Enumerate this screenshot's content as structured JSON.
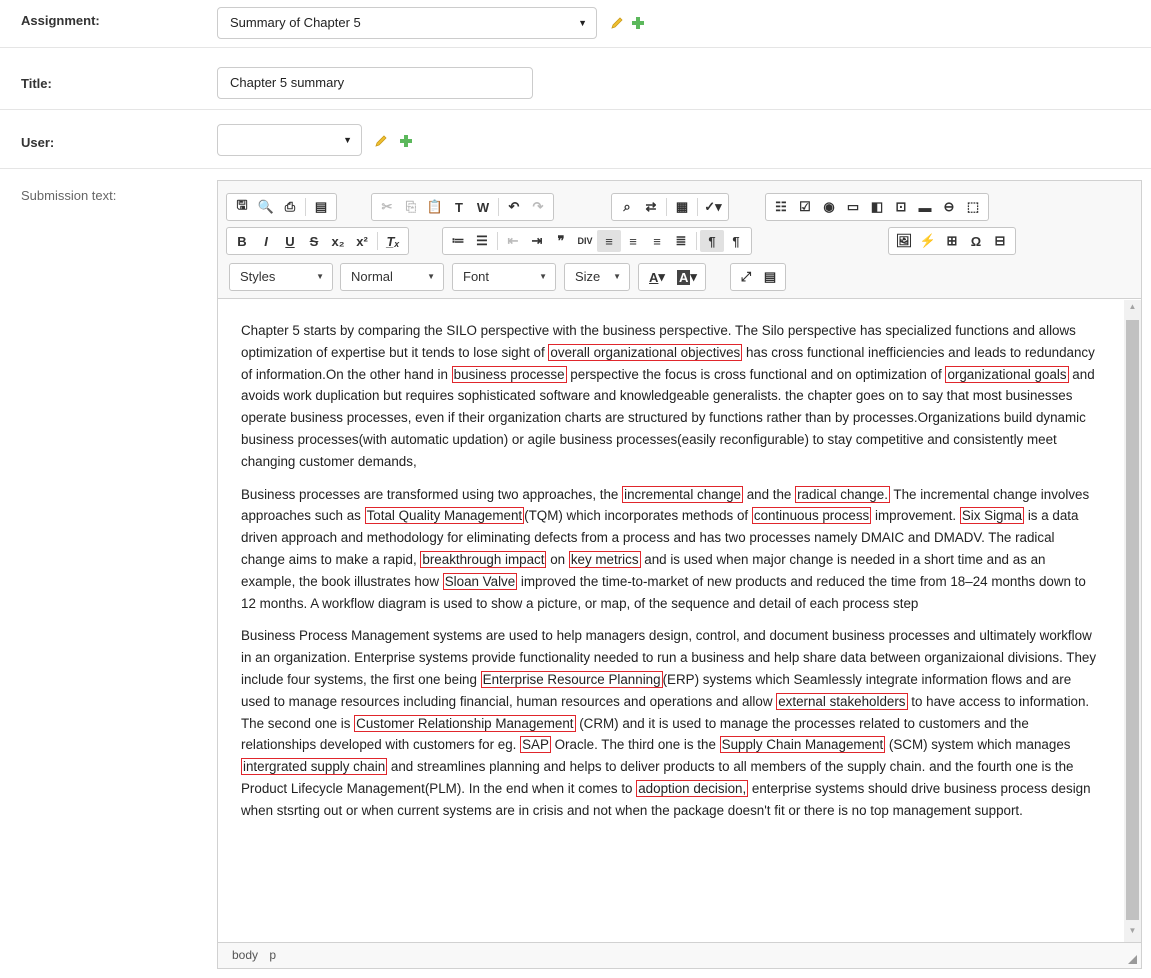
{
  "form": {
    "assignment_label": "Assignment:",
    "assignment_value": "Summary of Chapter 5",
    "title_label": "Title:",
    "title_value": "Chapter 5 summary",
    "user_label": "User:",
    "user_value": "",
    "submission_label": "Submission text:"
  },
  "toolbar": {
    "row3": {
      "styles": "Styles",
      "format": "Normal",
      "font": "Font",
      "size": "Size"
    }
  },
  "icons": [
    "save-icon",
    "preview-icon",
    "print-icon",
    "templates-icon",
    "cut-icon",
    "copy-icon",
    "paste-icon",
    "paste-text-icon",
    "paste-word-icon",
    "undo-icon",
    "redo-icon",
    "find-icon",
    "replace-icon",
    "select-all-icon",
    "spellcheck-icon",
    "form-icon",
    "checkbox-icon",
    "radio-icon",
    "textfield-icon",
    "textarea-icon",
    "select-icon",
    "button-icon",
    "imagebutton-icon",
    "hiddenfield-icon",
    "bold-icon",
    "italic-icon",
    "underline-icon",
    "strike-icon",
    "subscript-icon",
    "superscript-icon",
    "remove-format-icon",
    "numbered-list-icon",
    "bulleted-list-icon",
    "outdent-icon",
    "indent-icon",
    "blockquote-icon",
    "div-icon",
    "align-left-icon",
    "align-center-icon",
    "align-right-icon",
    "justify-icon",
    "ltr-icon",
    "rtl-icon",
    "image-icon",
    "flash-icon",
    "table-icon",
    "special-char-icon",
    "page-break-icon",
    "text-color-icon",
    "bg-color-icon",
    "maximize-icon",
    "show-blocks-icon"
  ],
  "content": {
    "p1": [
      {
        "t": "Chapter 5 starts by comparing the SILO perspective with the business perspective. The Silo perspective has specialized functions and allows optimization of expertise but it tends to lose sight of "
      },
      {
        "t": "overall organizational objectives",
        "m": true
      },
      {
        "t": " has cross functional inefficiencies and leads to redundancy of information.On the other hand  in "
      },
      {
        "t": "business processe",
        "m": true
      },
      {
        "t": " perspective the focus is cross functional and on optimization of "
      },
      {
        "t": "organizational goals",
        "m": true
      },
      {
        "t": " and avoids work duplication but requires sophisticated software and knowledgeable generalists. the chapter goes on to say that most businesses operate business processes, even if their organization charts are structured by functions rather than by processes.Organizations build dynamic business processes(with automatic updation) or agile business processes(easily reconfigurable) to stay competitive and consistently meet changing customer demands,"
      }
    ],
    "p2": [
      {
        "t": "Business processes are transformed using two approaches, the "
      },
      {
        "t": "incremental change",
        "m": true
      },
      {
        "t": " and the "
      },
      {
        "t": "radical change.",
        "m": true
      },
      {
        "t": " The incremental change involves approaches such as "
      },
      {
        "t": "Total Quality Management",
        "m": true
      },
      {
        "t": "(TQM) which incorporates methods of "
      },
      {
        "t": "continuous process",
        "m": true
      },
      {
        "t": " improvement. "
      },
      {
        "t": "Six Sigma",
        "m": true
      },
      {
        "t": " is a data driven approach and methodology for eliminating defects from a process and has two processes namely DMAIC and DMADV. The radical change aims to make a rapid, "
      },
      {
        "t": "breakthrough impact",
        "m": true
      },
      {
        "t": " on "
      },
      {
        "t": "key metrics",
        "m": true
      },
      {
        "t": " and is used when major change is needed in a short time and as an example, the book illustrates how "
      },
      {
        "t": "Sloan Valve",
        "m": true
      },
      {
        "t": " improved the time-to-market of new products and reduced the time from 18–24 months down to 12 months. A workflow diagram is used to show a picture, or map, of the sequence and detail of each process step"
      }
    ],
    "p3": [
      {
        "t": "Business Process Management systems are used to help managers design, control, and document business processes and ultimately workflow in an organization. Enterprise systems provide functionality needed to run a business and help share data between organizaional divisions. They include four systems, the first one being "
      },
      {
        "t": "Enterprise Resource Planning",
        "m": true
      },
      {
        "t": "(ERP) systems which Seamlessly integrate information flows and are used to manage resources including financial, human resources and operations and allow "
      },
      {
        "t": "external stakeholders",
        "m": true
      },
      {
        "t": " to have access to information. The second one is "
      },
      {
        "t": "Customer Relationship Management",
        "m": true
      },
      {
        "t": " (CRM) and it is used to manage the processes related to customers and the relationships developed with customers for eg. "
      },
      {
        "t": "SAP",
        "m": true
      },
      {
        "t": " Oracle. The third one is the "
      },
      {
        "t": "Supply Chain Management",
        "m": true
      },
      {
        "t": " (SCM) system which manages "
      },
      {
        "t": "intergrated supply chain",
        "m": true
      },
      {
        "t": " and streamlines planning and helps to deliver products to all members of the supply chain. and the fourth one is the Product Lifecycle Management(PLM). In the end when it comes to "
      },
      {
        "t": "adoption decision,",
        "m": true
      },
      {
        "t": " enterprise systems should drive business process design when stsrting out or when current systems are in crisis and not when the package doesn't fit or there is no top management support."
      }
    ]
  },
  "statusbar": {
    "path": [
      "body",
      "p"
    ]
  },
  "colors": {
    "highlight_border": "#e0262c",
    "plus_green": "#5cb85c",
    "pencil_yellow": "#f0c030"
  }
}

***

§ **The problem**
Give the count of lines in the records that contain "align", and no other text.

§ **Solved exercise**
3